Task directions ▸ Give, as a bare number, the count of lines that contain the word "Events".

───── Records provided ─────

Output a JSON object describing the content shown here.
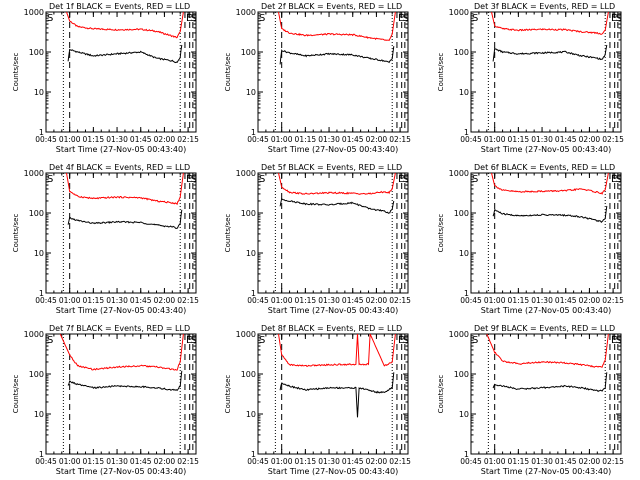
{
  "chart_data": [
    {
      "type": "line",
      "title": "Det 1f BLACK = Events, RED = LLD",
      "xlabel": "Start Time (27-Nov-05 00:43:40)",
      "ylabel": "Counts/sec",
      "y_scale": "log",
      "ylim": [
        1,
        1000
      ],
      "xlim": [
        "00:45",
        "02:20"
      ],
      "x_tick_labels": [
        "00:45",
        "01:00",
        "01:15",
        "01:30",
        "01:45",
        "02:00",
        "02:15"
      ],
      "y_tick_labels": [
        "1",
        "10",
        "100",
        "1000"
      ],
      "markers": [
        {
          "label": "S",
          "x": "00:45"
        },
        {
          "label": "E",
          "x": "02:13"
        },
        {
          "label": "S",
          "x": "02:16"
        }
      ],
      "series": [
        {
          "color": "#ff0000",
          "x": [
            "00:58",
            "01:00",
            "01:05",
            "01:15",
            "01:30",
            "01:45",
            "01:55",
            "02:05",
            "02:08",
            "02:10",
            "02:12"
          ],
          "y": [
            1000,
            600,
            430,
            380,
            360,
            370,
            330,
            250,
            230,
            320,
            1000
          ]
        },
        {
          "color": "#000000",
          "x": [
            "00:59",
            "01:00",
            "01:05",
            "01:15",
            "01:30",
            "01:45",
            "01:55",
            "02:05",
            "02:08",
            "02:10",
            "02:11"
          ],
          "y": [
            60,
            115,
            100,
            80,
            90,
            100,
            70,
            60,
            55,
            75,
            150
          ]
        }
      ]
    },
    {
      "type": "line",
      "title": "Det 2f BLACK = Events, RED = LLD",
      "xlabel": "Start Time (27-Nov-05 00:43:40)",
      "ylabel": "Counts/sec",
      "y_scale": "log",
      "ylim": [
        1,
        1000
      ],
      "xlim": [
        "00:45",
        "02:20"
      ],
      "x_tick_labels": [
        "00:45",
        "01:00",
        "01:15",
        "01:30",
        "01:45",
        "02:00",
        "02:15"
      ],
      "y_tick_labels": [
        "1",
        "10",
        "100",
        "1000"
      ],
      "markers": [
        {
          "label": "S",
          "x": "00:45"
        },
        {
          "label": "E",
          "x": "02:13"
        },
        {
          "label": "S",
          "x": "02:16"
        }
      ],
      "series": [
        {
          "color": "#ff0000",
          "x": [
            "00:58",
            "01:00",
            "01:05",
            "01:15",
            "01:30",
            "01:45",
            "01:55",
            "02:05",
            "02:08",
            "02:10",
            "02:12"
          ],
          "y": [
            1000,
            380,
            300,
            260,
            280,
            270,
            230,
            200,
            190,
            280,
            1000
          ]
        },
        {
          "color": "#000000",
          "x": [
            "00:59",
            "01:00",
            "01:05",
            "01:15",
            "01:30",
            "01:45",
            "01:55",
            "02:05",
            "02:08",
            "02:10",
            "02:11"
          ],
          "y": [
            50,
            110,
            95,
            80,
            90,
            85,
            70,
            60,
            55,
            70,
            140
          ]
        }
      ]
    },
    {
      "type": "line",
      "title": "Det 3f BLACK = Events, RED = LLD",
      "xlabel": "Start Time (27-Nov-05 00:43:40)",
      "ylabel": "Counts/sec",
      "y_scale": "log",
      "ylim": [
        1,
        1000
      ],
      "xlim": [
        "00:45",
        "02:20"
      ],
      "x_tick_labels": [
        "00:45",
        "01:00",
        "01:15",
        "01:30",
        "01:45",
        "02:00",
        "02:15"
      ],
      "y_tick_labels": [
        "1",
        "10",
        "100",
        "1000"
      ],
      "markers": [
        {
          "label": "S",
          "x": "00:45"
        },
        {
          "label": "E",
          "x": "02:13"
        },
        {
          "label": "S",
          "x": "02:16"
        }
      ],
      "series": [
        {
          "color": "#ff0000",
          "x": [
            "00:58",
            "01:00",
            "01:05",
            "01:15",
            "01:30",
            "01:45",
            "01:55",
            "02:05",
            "02:08",
            "02:10",
            "02:12"
          ],
          "y": [
            1000,
            450,
            380,
            350,
            370,
            360,
            320,
            300,
            280,
            350,
            1000
          ]
        },
        {
          "color": "#000000",
          "x": [
            "00:59",
            "01:00",
            "01:05",
            "01:15",
            "01:30",
            "01:45",
            "01:55",
            "02:05",
            "02:08",
            "02:10",
            "02:11"
          ],
          "y": [
            60,
            120,
            100,
            90,
            95,
            100,
            80,
            70,
            65,
            85,
            150
          ]
        }
      ]
    },
    {
      "type": "line",
      "title": "Det 4f BLACK = Events, RED = LLD",
      "xlabel": "Start Time (27-Nov-05 00:43:40)",
      "ylabel": "Counts/sec",
      "y_scale": "log",
      "ylim": [
        1,
        1000
      ],
      "xlim": [
        "00:45",
        "02:20"
      ],
      "x_tick_labels": [
        "00:45",
        "01:00",
        "01:15",
        "01:30",
        "01:45",
        "02:00",
        "02:15"
      ],
      "y_tick_labels": [
        "1",
        "10",
        "100",
        "1000"
      ],
      "markers": [
        {
          "label": "S",
          "x": "00:45"
        },
        {
          "label": "E",
          "x": "02:13"
        },
        {
          "label": "S",
          "x": "02:16"
        }
      ],
      "series": [
        {
          "color": "#ff0000",
          "x": [
            "00:58",
            "01:00",
            "01:05",
            "01:15",
            "01:30",
            "01:45",
            "01:55",
            "02:05",
            "02:08",
            "02:10",
            "02:12"
          ],
          "y": [
            1000,
            350,
            260,
            230,
            250,
            240,
            200,
            180,
            170,
            250,
            1000
          ]
        },
        {
          "color": "#000000",
          "x": [
            "00:59",
            "01:00",
            "01:05",
            "01:15",
            "01:30",
            "01:45",
            "01:55",
            "02:05",
            "02:08",
            "02:10",
            "02:11"
          ],
          "y": [
            50,
            75,
            65,
            55,
            60,
            58,
            50,
            45,
            42,
            55,
            120
          ]
        }
      ]
    },
    {
      "type": "line",
      "title": "Det 5f BLACK = Events, RED = LLD",
      "xlabel": "Start Time (27-Nov-05 00:43:40)",
      "ylabel": "Counts/sec",
      "y_scale": "log",
      "ylim": [
        1,
        1000
      ],
      "xlim": [
        "00:45",
        "02:20"
      ],
      "x_tick_labels": [
        "00:45",
        "01:00",
        "01:15",
        "01:30",
        "01:45",
        "02:00",
        "02:15"
      ],
      "y_tick_labels": [
        "1",
        "10",
        "100",
        "1000"
      ],
      "markers": [
        {
          "label": "S",
          "x": "00:45"
        },
        {
          "label": "E",
          "x": "02:13"
        },
        {
          "label": "S",
          "x": "02:16"
        }
      ],
      "series": [
        {
          "color": "#ff0000",
          "x": [
            "00:58",
            "01:00",
            "01:05",
            "01:15",
            "01:30",
            "01:45",
            "01:55",
            "02:05",
            "02:08",
            "02:10",
            "02:12"
          ],
          "y": [
            1000,
            450,
            330,
            300,
            320,
            310,
            300,
            340,
            320,
            400,
            1000
          ]
        },
        {
          "color": "#000000",
          "x": [
            "00:59",
            "01:00",
            "01:05",
            "01:15",
            "01:30",
            "01:45",
            "01:55",
            "02:05",
            "02:08",
            "02:10",
            "02:11"
          ],
          "y": [
            150,
            220,
            200,
            170,
            160,
            180,
            130,
            110,
            100,
            120,
            200
          ]
        }
      ]
    },
    {
      "type": "line",
      "title": "Det 6f BLACK = Events, RED = LLD",
      "xlabel": "Start Time (27-Nov-05 00:43:40)",
      "ylabel": "Counts/sec",
      "y_scale": "log",
      "ylim": [
        1,
        1000
      ],
      "xlim": [
        "00:45",
        "02:20"
      ],
      "x_tick_labels": [
        "00:45",
        "01:00",
        "01:15",
        "01:30",
        "01:45",
        "02:00",
        "02:15"
      ],
      "y_tick_labels": [
        "1",
        "10",
        "100",
        "1000"
      ],
      "markers": [
        {
          "label": "S",
          "x": "00:45"
        },
        {
          "label": "E",
          "x": "02:13"
        },
        {
          "label": "S",
          "x": "02:16"
        }
      ],
      "series": [
        {
          "color": "#ff0000",
          "x": [
            "00:58",
            "01:00",
            "01:05",
            "01:15",
            "01:30",
            "01:45",
            "01:55",
            "02:05",
            "02:08",
            "02:10",
            "02:12"
          ],
          "y": [
            1000,
            480,
            370,
            340,
            350,
            360,
            400,
            330,
            310,
            380,
            1000
          ]
        },
        {
          "color": "#000000",
          "x": [
            "00:59",
            "01:00",
            "01:05",
            "01:15",
            "01:30",
            "01:45",
            "01:55",
            "02:05",
            "02:08",
            "02:10",
            "02:11"
          ],
          "y": [
            80,
            120,
            95,
            85,
            90,
            88,
            80,
            65,
            60,
            75,
            150
          ]
        }
      ]
    },
    {
      "type": "line",
      "title": "Det 7f BLACK = Events, RED = LLD",
      "xlabel": "Start Time (27-Nov-05 00:43:40)",
      "ylabel": "Counts/sec",
      "y_scale": "log",
      "ylim": [
        1,
        1000
      ],
      "xlim": [
        "00:45",
        "02:20"
      ],
      "x_tick_labels": [
        "00:45",
        "01:00",
        "01:15",
        "01:30",
        "01:45",
        "02:00",
        "02:15"
      ],
      "y_tick_labels": [
        "1",
        "10",
        "100",
        "1000"
      ],
      "markers": [
        {
          "label": "S",
          "x": "00:45"
        },
        {
          "label": "E",
          "x": "02:13"
        },
        {
          "label": "S",
          "x": "02:16"
        }
      ],
      "series": [
        {
          "color": "#ff0000",
          "x": [
            "00:54",
            "01:00",
            "01:05",
            "01:15",
            "01:30",
            "01:45",
            "01:55",
            "02:05",
            "02:08",
            "02:10",
            "02:12"
          ],
          "y": [
            1000,
            300,
            160,
            130,
            150,
            160,
            150,
            130,
            130,
            200,
            1000
          ]
        },
        {
          "color": "#000000",
          "x": [
            "00:59",
            "01:00",
            "01:05",
            "01:15",
            "01:30",
            "01:45",
            "01:55",
            "02:05",
            "02:08",
            "02:10",
            "02:11"
          ],
          "y": [
            50,
            65,
            55,
            45,
            50,
            48,
            45,
            40,
            40,
            50,
            120
          ]
        }
      ]
    },
    {
      "type": "line",
      "title": "Det 8f BLACK = Events, RED = LLD",
      "xlabel": "Start Time (27-Nov-05 00:43:40)",
      "ylabel": "Counts/sec",
      "y_scale": "log",
      "ylim": [
        1,
        1000
      ],
      "xlim": [
        "00:45",
        "02:20"
      ],
      "x_tick_labels": [
        "00:45",
        "01:00",
        "01:15",
        "01:30",
        "01:45",
        "02:00",
        "02:15"
      ],
      "y_tick_labels": [
        "1",
        "10",
        "100",
        "1000"
      ],
      "markers": [
        {
          "label": "S",
          "x": "00:45"
        },
        {
          "label": "E",
          "x": "02:13"
        },
        {
          "label": "S",
          "x": "02:16"
        }
      ],
      "series": [
        {
          "color": "#ff0000",
          "x": [
            "00:58",
            "01:00",
            "01:05",
            "01:15",
            "01:30",
            "01:45",
            "01:47",
            "01:48",
            "01:49",
            "01:55",
            "01:56",
            "02:05",
            "02:10",
            "02:12"
          ],
          "y": [
            1000,
            300,
            170,
            160,
            170,
            175,
            175,
            1000,
            175,
            175,
            1000,
            160,
            200,
            1000
          ]
        },
        {
          "color": "#000000",
          "x": [
            "00:59",
            "01:00",
            "01:05",
            "01:15",
            "01:30",
            "01:45",
            "01:47",
            "01:48",
            "01:49",
            "01:55",
            "02:00",
            "02:05",
            "02:10",
            "02:11"
          ],
          "y": [
            40,
            60,
            50,
            40,
            45,
            45,
            45,
            8,
            45,
            40,
            35,
            35,
            45,
            110
          ]
        }
      ]
    },
    {
      "type": "line",
      "title": "Det 9f BLACK = Events, RED = LLD",
      "xlabel": "Start Time (27-Nov-05 00:43:40)",
      "ylabel": "Counts/sec",
      "y_scale": "log",
      "ylim": [
        1,
        1000
      ],
      "xlim": [
        "00:45",
        "02:20"
      ],
      "x_tick_labels": [
        "00:45",
        "01:00",
        "01:15",
        "01:30",
        "01:45",
        "02:00",
        "02:15"
      ],
      "y_tick_labels": [
        "1",
        "10",
        "100",
        "1000"
      ],
      "markers": [
        {
          "label": "S",
          "x": "00:45"
        },
        {
          "label": "E",
          "x": "02:13"
        },
        {
          "label": "S",
          "x": "02:16"
        }
      ],
      "series": [
        {
          "color": "#ff0000",
          "x": [
            "00:55",
            "01:00",
            "01:05",
            "01:15",
            "01:30",
            "01:45",
            "01:55",
            "02:05",
            "02:08",
            "02:10",
            "02:12"
          ],
          "y": [
            1000,
            350,
            210,
            180,
            200,
            190,
            170,
            150,
            150,
            220,
            1000
          ]
        },
        {
          "color": "#000000",
          "x": [
            "00:59",
            "01:00",
            "01:05",
            "01:15",
            "01:30",
            "01:45",
            "01:55",
            "02:05",
            "02:08",
            "02:10",
            "02:11"
          ],
          "y": [
            45,
            55,
            50,
            42,
            45,
            50,
            45,
            38,
            38,
            45,
            110
          ]
        }
      ]
    }
  ]
}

─────

Solution to this task ▸ 9